Directive — Your task is to reproduce the material exactly.
--- Start of Records supplied ---
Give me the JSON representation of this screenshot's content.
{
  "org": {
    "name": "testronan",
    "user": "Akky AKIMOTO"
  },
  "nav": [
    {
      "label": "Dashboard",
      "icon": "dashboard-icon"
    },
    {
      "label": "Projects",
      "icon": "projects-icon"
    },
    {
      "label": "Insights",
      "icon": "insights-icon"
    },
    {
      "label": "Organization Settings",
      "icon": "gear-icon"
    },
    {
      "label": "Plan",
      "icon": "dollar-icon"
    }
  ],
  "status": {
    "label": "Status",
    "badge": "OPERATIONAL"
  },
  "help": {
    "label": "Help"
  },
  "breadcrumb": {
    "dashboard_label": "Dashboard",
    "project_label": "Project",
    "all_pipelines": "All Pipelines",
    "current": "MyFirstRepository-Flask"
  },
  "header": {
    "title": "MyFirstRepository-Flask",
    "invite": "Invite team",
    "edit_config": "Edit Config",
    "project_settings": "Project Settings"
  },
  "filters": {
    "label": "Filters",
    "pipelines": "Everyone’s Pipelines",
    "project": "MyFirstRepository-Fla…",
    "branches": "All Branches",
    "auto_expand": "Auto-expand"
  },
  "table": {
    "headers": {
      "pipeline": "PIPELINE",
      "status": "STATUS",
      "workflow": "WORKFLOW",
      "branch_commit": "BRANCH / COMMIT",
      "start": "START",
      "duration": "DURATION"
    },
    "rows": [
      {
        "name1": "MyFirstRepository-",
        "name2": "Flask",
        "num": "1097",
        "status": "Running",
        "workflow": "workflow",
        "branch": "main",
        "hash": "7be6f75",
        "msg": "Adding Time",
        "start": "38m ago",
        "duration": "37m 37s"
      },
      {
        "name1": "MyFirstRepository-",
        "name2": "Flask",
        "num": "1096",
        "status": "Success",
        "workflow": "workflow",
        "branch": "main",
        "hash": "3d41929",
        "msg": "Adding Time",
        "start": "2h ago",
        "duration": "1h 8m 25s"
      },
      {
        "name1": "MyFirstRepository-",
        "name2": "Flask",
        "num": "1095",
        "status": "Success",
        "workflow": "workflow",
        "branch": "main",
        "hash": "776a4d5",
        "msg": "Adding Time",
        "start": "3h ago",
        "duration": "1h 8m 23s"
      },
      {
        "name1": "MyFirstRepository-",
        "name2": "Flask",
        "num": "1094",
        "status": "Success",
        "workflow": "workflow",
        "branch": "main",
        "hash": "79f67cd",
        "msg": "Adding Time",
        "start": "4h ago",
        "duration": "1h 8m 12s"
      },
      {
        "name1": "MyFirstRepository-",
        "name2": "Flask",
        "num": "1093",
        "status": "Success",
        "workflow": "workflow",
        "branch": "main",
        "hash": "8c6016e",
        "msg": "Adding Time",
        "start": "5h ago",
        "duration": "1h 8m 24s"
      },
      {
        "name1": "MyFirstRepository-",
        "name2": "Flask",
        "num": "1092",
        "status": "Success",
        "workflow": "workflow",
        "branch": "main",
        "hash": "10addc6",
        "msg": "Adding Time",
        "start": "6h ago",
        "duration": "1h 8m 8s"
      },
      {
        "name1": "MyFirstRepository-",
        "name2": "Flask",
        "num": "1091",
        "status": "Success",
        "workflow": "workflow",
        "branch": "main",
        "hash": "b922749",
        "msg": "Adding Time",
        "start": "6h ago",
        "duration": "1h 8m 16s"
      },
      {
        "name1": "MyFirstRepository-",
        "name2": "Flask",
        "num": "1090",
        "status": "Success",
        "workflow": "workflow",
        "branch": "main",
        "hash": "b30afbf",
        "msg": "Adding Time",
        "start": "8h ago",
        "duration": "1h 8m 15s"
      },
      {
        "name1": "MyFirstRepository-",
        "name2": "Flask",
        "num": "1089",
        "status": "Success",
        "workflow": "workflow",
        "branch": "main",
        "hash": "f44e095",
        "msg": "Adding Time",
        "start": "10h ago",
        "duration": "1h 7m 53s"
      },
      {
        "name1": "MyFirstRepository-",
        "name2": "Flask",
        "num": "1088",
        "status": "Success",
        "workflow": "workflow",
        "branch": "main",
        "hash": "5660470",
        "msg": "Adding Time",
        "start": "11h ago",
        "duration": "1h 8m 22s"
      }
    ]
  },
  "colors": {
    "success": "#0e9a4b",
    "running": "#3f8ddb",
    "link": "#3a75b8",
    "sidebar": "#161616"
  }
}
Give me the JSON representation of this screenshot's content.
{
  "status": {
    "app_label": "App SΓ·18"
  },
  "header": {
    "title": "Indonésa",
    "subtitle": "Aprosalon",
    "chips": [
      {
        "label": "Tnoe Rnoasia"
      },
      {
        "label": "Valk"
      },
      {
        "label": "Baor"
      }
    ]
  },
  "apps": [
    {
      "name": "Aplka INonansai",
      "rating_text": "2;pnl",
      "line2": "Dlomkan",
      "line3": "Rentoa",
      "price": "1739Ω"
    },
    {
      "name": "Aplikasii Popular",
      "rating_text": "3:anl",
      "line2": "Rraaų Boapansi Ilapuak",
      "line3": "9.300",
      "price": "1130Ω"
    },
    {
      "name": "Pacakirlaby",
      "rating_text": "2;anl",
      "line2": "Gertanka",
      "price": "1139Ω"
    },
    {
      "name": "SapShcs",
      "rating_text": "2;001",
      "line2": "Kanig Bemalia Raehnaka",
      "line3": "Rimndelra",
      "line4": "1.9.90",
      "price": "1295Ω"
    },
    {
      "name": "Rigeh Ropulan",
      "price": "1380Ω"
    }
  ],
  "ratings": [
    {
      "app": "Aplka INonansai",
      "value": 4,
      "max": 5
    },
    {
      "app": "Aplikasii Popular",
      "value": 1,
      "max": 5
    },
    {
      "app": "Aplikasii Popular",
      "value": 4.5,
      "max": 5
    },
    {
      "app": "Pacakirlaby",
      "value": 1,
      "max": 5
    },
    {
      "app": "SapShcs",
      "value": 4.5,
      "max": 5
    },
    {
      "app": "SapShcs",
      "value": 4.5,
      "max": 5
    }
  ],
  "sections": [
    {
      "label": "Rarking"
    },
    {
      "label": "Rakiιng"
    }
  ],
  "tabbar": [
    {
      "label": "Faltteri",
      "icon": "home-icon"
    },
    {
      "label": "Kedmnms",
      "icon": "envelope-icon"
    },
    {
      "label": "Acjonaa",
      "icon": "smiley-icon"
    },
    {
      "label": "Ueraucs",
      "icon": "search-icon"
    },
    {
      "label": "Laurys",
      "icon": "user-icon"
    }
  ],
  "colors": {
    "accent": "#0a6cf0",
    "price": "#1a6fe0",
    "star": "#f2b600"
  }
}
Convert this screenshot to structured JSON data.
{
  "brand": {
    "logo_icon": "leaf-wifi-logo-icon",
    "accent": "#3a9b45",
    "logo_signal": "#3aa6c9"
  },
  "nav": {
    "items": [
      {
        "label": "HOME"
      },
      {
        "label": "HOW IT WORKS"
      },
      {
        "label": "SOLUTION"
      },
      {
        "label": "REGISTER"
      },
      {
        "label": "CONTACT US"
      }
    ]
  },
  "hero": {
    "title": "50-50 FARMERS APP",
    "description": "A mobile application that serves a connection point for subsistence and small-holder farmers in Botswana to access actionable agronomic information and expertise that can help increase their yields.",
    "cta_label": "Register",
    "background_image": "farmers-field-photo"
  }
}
--- End of Records supplied ---
Task answer —
Give me the JSON representation of this screenshot's content.
{
  "org": {
    "name": "testronan",
    "user": "Akky AKIMOTO"
  },
  "nav": [
    {
      "label": "Dashboard",
      "icon": "dashboard-icon"
    },
    {
      "label": "Projects",
      "icon": "projects-icon"
    },
    {
      "label": "Insights",
      "icon": "insights-icon"
    },
    {
      "label": "Organization Settings",
      "icon": "gear-icon"
    },
    {
      "label": "Plan",
      "icon": "dollar-icon"
    }
  ],
  "status": {
    "label": "Status",
    "badge": "OPERATIONAL"
  },
  "help": {
    "label": "Help"
  },
  "breadcrumb": {
    "dashboard_label": "Dashboard",
    "project_label": "Project",
    "all_pipelines": "All Pipelines",
    "current": "MyFirstRepository-Flask"
  },
  "header": {
    "title": "MyFirstRepository-Flask",
    "invite": "Invite team",
    "edit_config": "Edit Config",
    "project_settings": "Project Settings"
  },
  "filters": {
    "label": "Filters",
    "pipelines": "Everyone’s Pipelines",
    "project": "MyFirstRepository-Fla…",
    "branches": "All Branches",
    "auto_expand": "Auto-expand"
  },
  "table": {
    "headers": {
      "pipeline": "PIPELINE",
      "status": "STATUS",
      "workflow": "WORKFLOW",
      "branch_commit": "BRANCH / COMMIT",
      "start": "START",
      "duration": "DURATION"
    },
    "rows": [
      {
        "name1": "MyFirstRepository-",
        "name2": "Flask",
        "num": "1097",
        "status": "Running",
        "workflow": "workflow",
        "branch": "main",
        "hash": "7be6f75",
        "msg": "Adding Time",
        "start": "38m ago",
        "duration": "37m 37s"
      },
      {
        "name1": "MyFirstRepository-",
        "name2": "Flask",
        "num": "1096",
        "status": "Success",
        "workflow": "workflow",
        "branch": "main",
        "hash": "3d41929",
        "msg": "Adding Time",
        "start": "2h ago",
        "duration": "1h 8m 25s"
      },
      {
        "name1": "MyFirstRepository-",
        "name2": "Flask",
        "num": "1095",
        "status": "Success",
        "workflow": "workflow",
        "branch": "main",
        "hash": "776a4d5",
        "msg": "Adding Time",
        "start": "3h ago",
        "duration": "1h 8m 23s"
      },
      {
        "name1": "MyFirstRepository-",
        "name2": "Flask",
        "num": "1094",
        "status": "Success",
        "workflow": "workflow",
        "branch": "main",
        "hash": "79f67cd",
        "msg": "Adding Time",
        "start": "4h ago",
        "duration": "1h 8m 12s"
      },
      {
        "name1": "MyFirstRepository-",
        "name2": "Flask",
        "num": "1093",
        "status": "Success",
        "workflow": "workflow",
        "branch": "main",
        "hash": "8c6016e",
        "msg": "Adding Time",
        "start": "5h ago",
        "duration": "1h 8m 24s"
      },
      {
        "name1": "MyFirstRepository-",
        "name2": "Flask",
        "num": "1092",
        "status": "Success",
        "workflow": "workflow",
        "branch": "main",
        "hash": "10addc6",
        "msg": "Adding Time",
        "start": "6h ago",
        "duration": "1h 8m 8s"
      },
      {
        "name1": "MyFirstRepository-",
        "name2": "Flask",
        "num": "1091",
        "status": "Success",
        "workflow": "workflow",
        "branch": "main",
        "hash": "b922749",
        "msg": "Adding Time",
        "start": "6h ago",
        "duration": "1h 8m 16s"
      },
      {
        "name1": "MyFirstRepository-",
        "name2": "Flask",
        "num": "1090",
        "status": "Success",
        "workflow": "workflow",
        "branch": "main",
        "hash": "b30afbf",
        "msg": "Adding Time",
        "start": "8h ago",
        "duration": "1h 8m 15s"
      },
      {
        "name1": "MyFirstRepository-",
        "name2": "Flask",
        "num": "1089",
        "status": "Success",
        "workflow": "workflow",
        "branch": "main",
        "hash": "f44e095",
        "msg": "Adding Time",
        "start": "10h ago",
        "duration": "1h 7m 53s"
      },
      {
        "name1": "MyFirstRepository-",
        "name2": "Flask",
        "num": "1088",
        "status": "Success",
        "workflow": "workflow",
        "branch": "main",
        "hash": "5660470",
        "msg": "Adding Time",
        "start": "11h ago",
        "duration": "1h 8m 22s"
      }
    ]
  },
  "colors": {
    "success": "#0e9a4b",
    "running": "#3f8ddb",
    "link": "#3a75b8",
    "sidebar": "#161616"
  }
}
Give me the JSON representation of this screenshot's content.
{
  "status": {
    "app_label": "App SΓ·18"
  },
  "header": {
    "title": "Indonésa",
    "subtitle": "Aprosalon",
    "chips": [
      {
        "label": "Tnoe Rnoasia"
      },
      {
        "label": "Valk"
      },
      {
        "label": "Baor"
      }
    ]
  },
  "apps": [
    {
      "name": "Aplka INonansai",
      "rating_text": "2;pnl",
      "line2": "Dlomkan",
      "line3": "Rentoa",
      "price": "1739Ω"
    },
    {
      "name": "Aplikasii Popular",
      "rating_text": "3:anl",
      "line2": "Rraaų Boapansi Ilapuak",
      "line3": "9.300",
      "price": "1130Ω"
    },
    {
      "name": "Pacakirlaby",
      "rating_text": "2;anl",
      "line2": "Gertanka",
      "price": "1139Ω"
    },
    {
      "name": "SapShcs",
      "rating_text": "2;001",
      "line2": "Kanig Bemalia Raehnaka",
      "line3": "Rimndelra",
      "line4": "1.9.90",
      "price": "1295Ω"
    },
    {
      "name": "Rigeh Ropulan",
      "price": "1380Ω"
    }
  ],
  "ratings": [
    {
      "app": "Aplka INonansai",
      "value": 4,
      "max": 5
    },
    {
      "app": "Aplikasii Popular",
      "value": 1,
      "max": 5
    },
    {
      "app": "Aplikasii Popular",
      "value": 4.5,
      "max": 5
    },
    {
      "app": "Pacakirlaby",
      "value": 1,
      "max": 5
    },
    {
      "app": "SapShcs",
      "value": 4.5,
      "max": 5
    },
    {
      "app": "SapShcs",
      "value": 4.5,
      "max": 5
    }
  ],
  "sections": [
    {
      "label": "Rarking"
    },
    {
      "label": "Rakiιng"
    }
  ],
  "tabbar": [
    {
      "label": "Faltteri",
      "icon": "home-icon"
    },
    {
      "label": "Kedmnms",
      "icon": "envelope-icon"
    },
    {
      "label": "Acjonaa",
      "icon": "smiley-icon"
    },
    {
      "label": "Ueraucs",
      "icon": "search-icon"
    },
    {
      "label": "Laurys",
      "icon": "user-icon"
    }
  ],
  "colors": {
    "accent": "#0a6cf0",
    "price": "#1a6fe0",
    "star": "#f2b600"
  }
}
Convert this screenshot to structured JSON data.
{
  "brand": {
    "logo_icon": "leaf-wifi-logo-icon",
    "accent": "#3a9b45",
    "logo_signal": "#3aa6c9"
  },
  "nav": {
    "items": [
      {
        "label": "HOME"
      },
      {
        "label": "HOW IT WORKS"
      },
      {
        "label": "SOLUTION"
      },
      {
        "label": "REGISTER"
      },
      {
        "label": "CONTACT US"
      }
    ]
  },
  "hero": {
    "title": "50-50 FARMERS APP",
    "description": "A mobile application that serves a connection point for subsistence and small-holder farmers in Botswana to access actionable agronomic information and expertise that can help increase their yields.",
    "cta_label": "Register",
    "background_image": "farmers-field-photo"
  }
}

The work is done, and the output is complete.